(Collected data)
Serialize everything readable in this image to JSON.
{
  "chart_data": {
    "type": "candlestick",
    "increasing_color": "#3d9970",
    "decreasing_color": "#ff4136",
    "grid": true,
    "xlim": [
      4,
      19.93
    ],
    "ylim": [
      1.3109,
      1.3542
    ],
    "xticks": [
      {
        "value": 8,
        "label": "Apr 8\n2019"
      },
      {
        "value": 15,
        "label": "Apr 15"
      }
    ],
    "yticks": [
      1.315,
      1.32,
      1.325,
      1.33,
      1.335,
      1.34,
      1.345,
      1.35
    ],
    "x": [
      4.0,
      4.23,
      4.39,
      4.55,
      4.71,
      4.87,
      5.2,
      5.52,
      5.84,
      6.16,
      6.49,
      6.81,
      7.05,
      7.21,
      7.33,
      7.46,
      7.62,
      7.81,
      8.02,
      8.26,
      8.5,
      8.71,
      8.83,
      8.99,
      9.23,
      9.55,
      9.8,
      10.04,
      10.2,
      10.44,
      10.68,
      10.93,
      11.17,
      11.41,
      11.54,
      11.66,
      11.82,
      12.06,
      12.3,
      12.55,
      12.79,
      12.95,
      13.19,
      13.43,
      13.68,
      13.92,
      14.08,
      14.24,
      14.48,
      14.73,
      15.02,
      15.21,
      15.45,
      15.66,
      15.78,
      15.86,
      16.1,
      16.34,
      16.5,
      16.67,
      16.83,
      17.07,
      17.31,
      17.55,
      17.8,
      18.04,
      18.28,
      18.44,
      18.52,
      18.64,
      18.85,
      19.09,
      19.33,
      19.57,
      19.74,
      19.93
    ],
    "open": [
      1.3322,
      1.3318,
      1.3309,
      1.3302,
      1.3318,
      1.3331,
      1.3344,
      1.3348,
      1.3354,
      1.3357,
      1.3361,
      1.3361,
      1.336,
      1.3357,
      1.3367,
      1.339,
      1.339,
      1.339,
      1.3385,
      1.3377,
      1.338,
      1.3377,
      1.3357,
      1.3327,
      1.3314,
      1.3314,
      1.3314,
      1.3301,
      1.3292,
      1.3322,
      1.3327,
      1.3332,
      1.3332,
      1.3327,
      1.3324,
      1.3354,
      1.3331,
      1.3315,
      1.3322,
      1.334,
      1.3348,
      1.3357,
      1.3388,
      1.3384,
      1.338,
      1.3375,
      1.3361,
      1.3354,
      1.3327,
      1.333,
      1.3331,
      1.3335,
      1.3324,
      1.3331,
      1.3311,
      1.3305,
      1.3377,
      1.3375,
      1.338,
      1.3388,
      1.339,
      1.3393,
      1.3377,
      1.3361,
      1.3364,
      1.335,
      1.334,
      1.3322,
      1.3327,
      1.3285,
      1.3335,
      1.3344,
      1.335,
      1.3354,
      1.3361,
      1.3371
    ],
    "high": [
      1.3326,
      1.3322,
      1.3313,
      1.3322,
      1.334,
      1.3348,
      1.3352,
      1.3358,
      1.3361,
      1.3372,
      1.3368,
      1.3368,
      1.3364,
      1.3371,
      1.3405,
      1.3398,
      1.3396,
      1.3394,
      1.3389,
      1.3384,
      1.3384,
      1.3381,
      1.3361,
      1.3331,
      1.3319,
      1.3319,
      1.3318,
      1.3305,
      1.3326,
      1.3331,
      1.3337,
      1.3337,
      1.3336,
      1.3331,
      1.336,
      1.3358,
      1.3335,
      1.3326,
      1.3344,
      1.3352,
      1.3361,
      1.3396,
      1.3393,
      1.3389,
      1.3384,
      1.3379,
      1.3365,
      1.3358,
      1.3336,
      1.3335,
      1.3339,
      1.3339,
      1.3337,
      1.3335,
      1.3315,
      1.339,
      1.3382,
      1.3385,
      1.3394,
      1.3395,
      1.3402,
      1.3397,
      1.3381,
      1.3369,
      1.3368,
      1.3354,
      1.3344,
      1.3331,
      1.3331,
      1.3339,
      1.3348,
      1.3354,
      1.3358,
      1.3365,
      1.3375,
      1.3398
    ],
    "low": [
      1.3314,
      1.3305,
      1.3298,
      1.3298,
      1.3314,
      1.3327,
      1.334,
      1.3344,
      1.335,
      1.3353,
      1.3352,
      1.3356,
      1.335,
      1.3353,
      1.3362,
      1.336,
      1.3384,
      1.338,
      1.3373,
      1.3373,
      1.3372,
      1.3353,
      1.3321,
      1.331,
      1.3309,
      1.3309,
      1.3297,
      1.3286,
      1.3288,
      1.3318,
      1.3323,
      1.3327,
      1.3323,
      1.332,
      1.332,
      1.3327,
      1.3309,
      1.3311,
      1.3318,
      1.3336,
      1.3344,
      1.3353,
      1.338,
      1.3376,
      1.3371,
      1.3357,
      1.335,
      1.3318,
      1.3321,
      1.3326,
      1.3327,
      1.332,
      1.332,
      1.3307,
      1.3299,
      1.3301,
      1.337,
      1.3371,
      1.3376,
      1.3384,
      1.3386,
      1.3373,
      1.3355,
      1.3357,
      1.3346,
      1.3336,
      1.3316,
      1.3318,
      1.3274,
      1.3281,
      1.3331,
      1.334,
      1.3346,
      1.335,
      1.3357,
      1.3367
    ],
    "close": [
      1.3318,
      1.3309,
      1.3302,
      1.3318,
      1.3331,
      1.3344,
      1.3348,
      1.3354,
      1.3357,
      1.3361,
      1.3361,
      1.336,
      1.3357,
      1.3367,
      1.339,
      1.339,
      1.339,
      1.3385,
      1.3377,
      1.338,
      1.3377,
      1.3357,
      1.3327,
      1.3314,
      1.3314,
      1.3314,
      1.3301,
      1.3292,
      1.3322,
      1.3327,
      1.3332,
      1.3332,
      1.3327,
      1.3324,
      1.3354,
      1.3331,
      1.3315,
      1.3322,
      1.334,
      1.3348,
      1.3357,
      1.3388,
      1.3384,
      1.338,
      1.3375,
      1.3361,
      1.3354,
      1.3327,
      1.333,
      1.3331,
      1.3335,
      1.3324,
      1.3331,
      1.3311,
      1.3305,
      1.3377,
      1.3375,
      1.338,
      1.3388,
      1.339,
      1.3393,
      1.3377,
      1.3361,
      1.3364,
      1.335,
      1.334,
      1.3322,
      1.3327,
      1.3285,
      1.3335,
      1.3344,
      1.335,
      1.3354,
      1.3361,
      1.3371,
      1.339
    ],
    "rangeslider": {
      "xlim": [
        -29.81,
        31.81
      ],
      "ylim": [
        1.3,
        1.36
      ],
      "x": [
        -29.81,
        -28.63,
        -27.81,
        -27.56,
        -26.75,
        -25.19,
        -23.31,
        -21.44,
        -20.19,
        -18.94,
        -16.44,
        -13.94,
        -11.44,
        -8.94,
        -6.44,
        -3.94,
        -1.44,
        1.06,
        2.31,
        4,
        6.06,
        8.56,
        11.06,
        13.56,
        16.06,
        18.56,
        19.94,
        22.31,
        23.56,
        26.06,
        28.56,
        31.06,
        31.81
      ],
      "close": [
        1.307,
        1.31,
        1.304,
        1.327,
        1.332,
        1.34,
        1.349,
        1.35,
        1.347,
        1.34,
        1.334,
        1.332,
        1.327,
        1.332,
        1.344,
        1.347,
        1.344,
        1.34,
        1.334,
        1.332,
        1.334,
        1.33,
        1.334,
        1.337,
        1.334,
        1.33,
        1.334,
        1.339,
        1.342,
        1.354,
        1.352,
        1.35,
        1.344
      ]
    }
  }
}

WHAT THE EXERCISE ASKS: Write an exact transcription of every entry above.

SOLUTION:
Serialize everything readable in this image to JSON.
{
  "chart_data": {
    "type": "candlestick",
    "increasing_color": "#3d9970",
    "decreasing_color": "#ff4136",
    "grid": true,
    "xlim": [
      4,
      19.93
    ],
    "ylim": [
      1.3109,
      1.3542
    ],
    "xticks": [
      {
        "value": 8,
        "label": "Apr 8\n2019"
      },
      {
        "value": 15,
        "label": "Apr 15"
      }
    ],
    "yticks": [
      1.315,
      1.32,
      1.325,
      1.33,
      1.335,
      1.34,
      1.345,
      1.35
    ],
    "x": [
      4.0,
      4.23,
      4.39,
      4.55,
      4.71,
      4.87,
      5.2,
      5.52,
      5.84,
      6.16,
      6.49,
      6.81,
      7.05,
      7.21,
      7.33,
      7.46,
      7.62,
      7.81,
      8.02,
      8.26,
      8.5,
      8.71,
      8.83,
      8.99,
      9.23,
      9.55,
      9.8,
      10.04,
      10.2,
      10.44,
      10.68,
      10.93,
      11.17,
      11.41,
      11.54,
      11.66,
      11.82,
      12.06,
      12.3,
      12.55,
      12.79,
      12.95,
      13.19,
      13.43,
      13.68,
      13.92,
      14.08,
      14.24,
      14.48,
      14.73,
      15.02,
      15.21,
      15.45,
      15.66,
      15.78,
      15.86,
      16.1,
      16.34,
      16.5,
      16.67,
      16.83,
      17.07,
      17.31,
      17.55,
      17.8,
      18.04,
      18.28,
      18.44,
      18.52,
      18.64,
      18.85,
      19.09,
      19.33,
      19.57,
      19.74,
      19.93
    ],
    "open": [
      1.3322,
      1.3318,
      1.3309,
      1.3302,
      1.3318,
      1.3331,
      1.3344,
      1.3348,
      1.3354,
      1.3357,
      1.3361,
      1.3361,
      1.336,
      1.3357,
      1.3367,
      1.339,
      1.339,
      1.339,
      1.3385,
      1.3377,
      1.338,
      1.3377,
      1.3357,
      1.3327,
      1.3314,
      1.3314,
      1.3314,
      1.3301,
      1.3292,
      1.3322,
      1.3327,
      1.3332,
      1.3332,
      1.3327,
      1.3324,
      1.3354,
      1.3331,
      1.3315,
      1.3322,
      1.334,
      1.3348,
      1.3357,
      1.3388,
      1.3384,
      1.338,
      1.3375,
      1.3361,
      1.3354,
      1.3327,
      1.333,
      1.3331,
      1.3335,
      1.3324,
      1.3331,
      1.3311,
      1.3305,
      1.3377,
      1.3375,
      1.338,
      1.3388,
      1.339,
      1.3393,
      1.3377,
      1.3361,
      1.3364,
      1.335,
      1.334,
      1.3322,
      1.3327,
      1.3285,
      1.3335,
      1.3344,
      1.335,
      1.3354,
      1.3361,
      1.3371
    ],
    "high": [
      1.3326,
      1.3322,
      1.3313,
      1.3322,
      1.334,
      1.3348,
      1.3352,
      1.3358,
      1.3361,
      1.3372,
      1.3368,
      1.3368,
      1.3364,
      1.3371,
      1.3405,
      1.3398,
      1.3396,
      1.3394,
      1.3389,
      1.3384,
      1.3384,
      1.3381,
      1.3361,
      1.3331,
      1.3319,
      1.3319,
      1.3318,
      1.3305,
      1.3326,
      1.3331,
      1.3337,
      1.3337,
      1.3336,
      1.3331,
      1.336,
      1.3358,
      1.3335,
      1.3326,
      1.3344,
      1.3352,
      1.3361,
      1.3396,
      1.3393,
      1.3389,
      1.3384,
      1.3379,
      1.3365,
      1.3358,
      1.3336,
      1.3335,
      1.3339,
      1.3339,
      1.3337,
      1.3335,
      1.3315,
      1.339,
      1.3382,
      1.3385,
      1.3394,
      1.3395,
      1.3402,
      1.3397,
      1.3381,
      1.3369,
      1.3368,
      1.3354,
      1.3344,
      1.3331,
      1.3331,
      1.3339,
      1.3348,
      1.3354,
      1.3358,
      1.3365,
      1.3375,
      1.3398
    ],
    "low": [
      1.3314,
      1.3305,
      1.3298,
      1.3298,
      1.3314,
      1.3327,
      1.334,
      1.3344,
      1.335,
      1.3353,
      1.3352,
      1.3356,
      1.335,
      1.3353,
      1.3362,
      1.336,
      1.3384,
      1.338,
      1.3373,
      1.3373,
      1.3372,
      1.3353,
      1.3321,
      1.331,
      1.3309,
      1.3309,
      1.3297,
      1.3286,
      1.3288,
      1.3318,
      1.3323,
      1.3327,
      1.3323,
      1.332,
      1.332,
      1.3327,
      1.3309,
      1.3311,
      1.3318,
      1.3336,
      1.3344,
      1.3353,
      1.338,
      1.3376,
      1.3371,
      1.3357,
      1.335,
      1.3318,
      1.3321,
      1.3326,
      1.3327,
      1.332,
      1.332,
      1.3307,
      1.3299,
      1.3301,
      1.337,
      1.3371,
      1.3376,
      1.3384,
      1.3386,
      1.3373,
      1.3355,
      1.3357,
      1.3346,
      1.3336,
      1.3316,
      1.3318,
      1.3274,
      1.3281,
      1.3331,
      1.334,
      1.3346,
      1.335,
      1.3357,
      1.3367
    ],
    "close": [
      1.3318,
      1.3309,
      1.3302,
      1.3318,
      1.3331,
      1.3344,
      1.3348,
      1.3354,
      1.3357,
      1.3361,
      1.3361,
      1.336,
      1.3357,
      1.3367,
      1.339,
      1.339,
      1.339,
      1.3385,
      1.3377,
      1.338,
      1.3377,
      1.3357,
      1.3327,
      1.3314,
      1.3314,
      1.3314,
      1.3301,
      1.3292,
      1.3322,
      1.3327,
      1.3332,
      1.3332,
      1.3327,
      1.3324,
      1.3354,
      1.3331,
      1.3315,
      1.3322,
      1.334,
      1.3348,
      1.3357,
      1.3388,
      1.3384,
      1.338,
      1.3375,
      1.3361,
      1.3354,
      1.3327,
      1.333,
      1.3331,
      1.3335,
      1.3324,
      1.3331,
      1.3311,
      1.3305,
      1.3377,
      1.3375,
      1.338,
      1.3388,
      1.339,
      1.3393,
      1.3377,
      1.3361,
      1.3364,
      1.335,
      1.334,
      1.3322,
      1.3327,
      1.3285,
      1.3335,
      1.3344,
      1.335,
      1.3354,
      1.3361,
      1.3371,
      1.339
    ],
    "rangeslider": {
      "xlim": [
        -29.81,
        31.81
      ],
      "ylim": [
        1.3,
        1.36
      ],
      "x": [
        -29.81,
        -28.63,
        -27.81,
        -27.56,
        -26.75,
        -25.19,
        -23.31,
        -21.44,
        -20.19,
        -18.94,
        -16.44,
        -13.94,
        -11.44,
        -8.94,
        -6.44,
        -3.94,
        -1.44,
        1.06,
        2.31,
        4,
        6.06,
        8.56,
        11.06,
        13.56,
        16.06,
        18.56,
        19.94,
        22.31,
        23.56,
        26.06,
        28.56,
        31.06,
        31.81
      ],
      "close": [
        1.307,
        1.31,
        1.304,
        1.327,
        1.332,
        1.34,
        1.349,
        1.35,
        1.347,
        1.34,
        1.334,
        1.332,
        1.327,
        1.332,
        1.344,
        1.347,
        1.344,
        1.34,
        1.334,
        1.332,
        1.334,
        1.33,
        1.334,
        1.337,
        1.334,
        1.33,
        1.334,
        1.339,
        1.342,
        1.354,
        1.352,
        1.35,
        1.344
      ]
    }
  }
}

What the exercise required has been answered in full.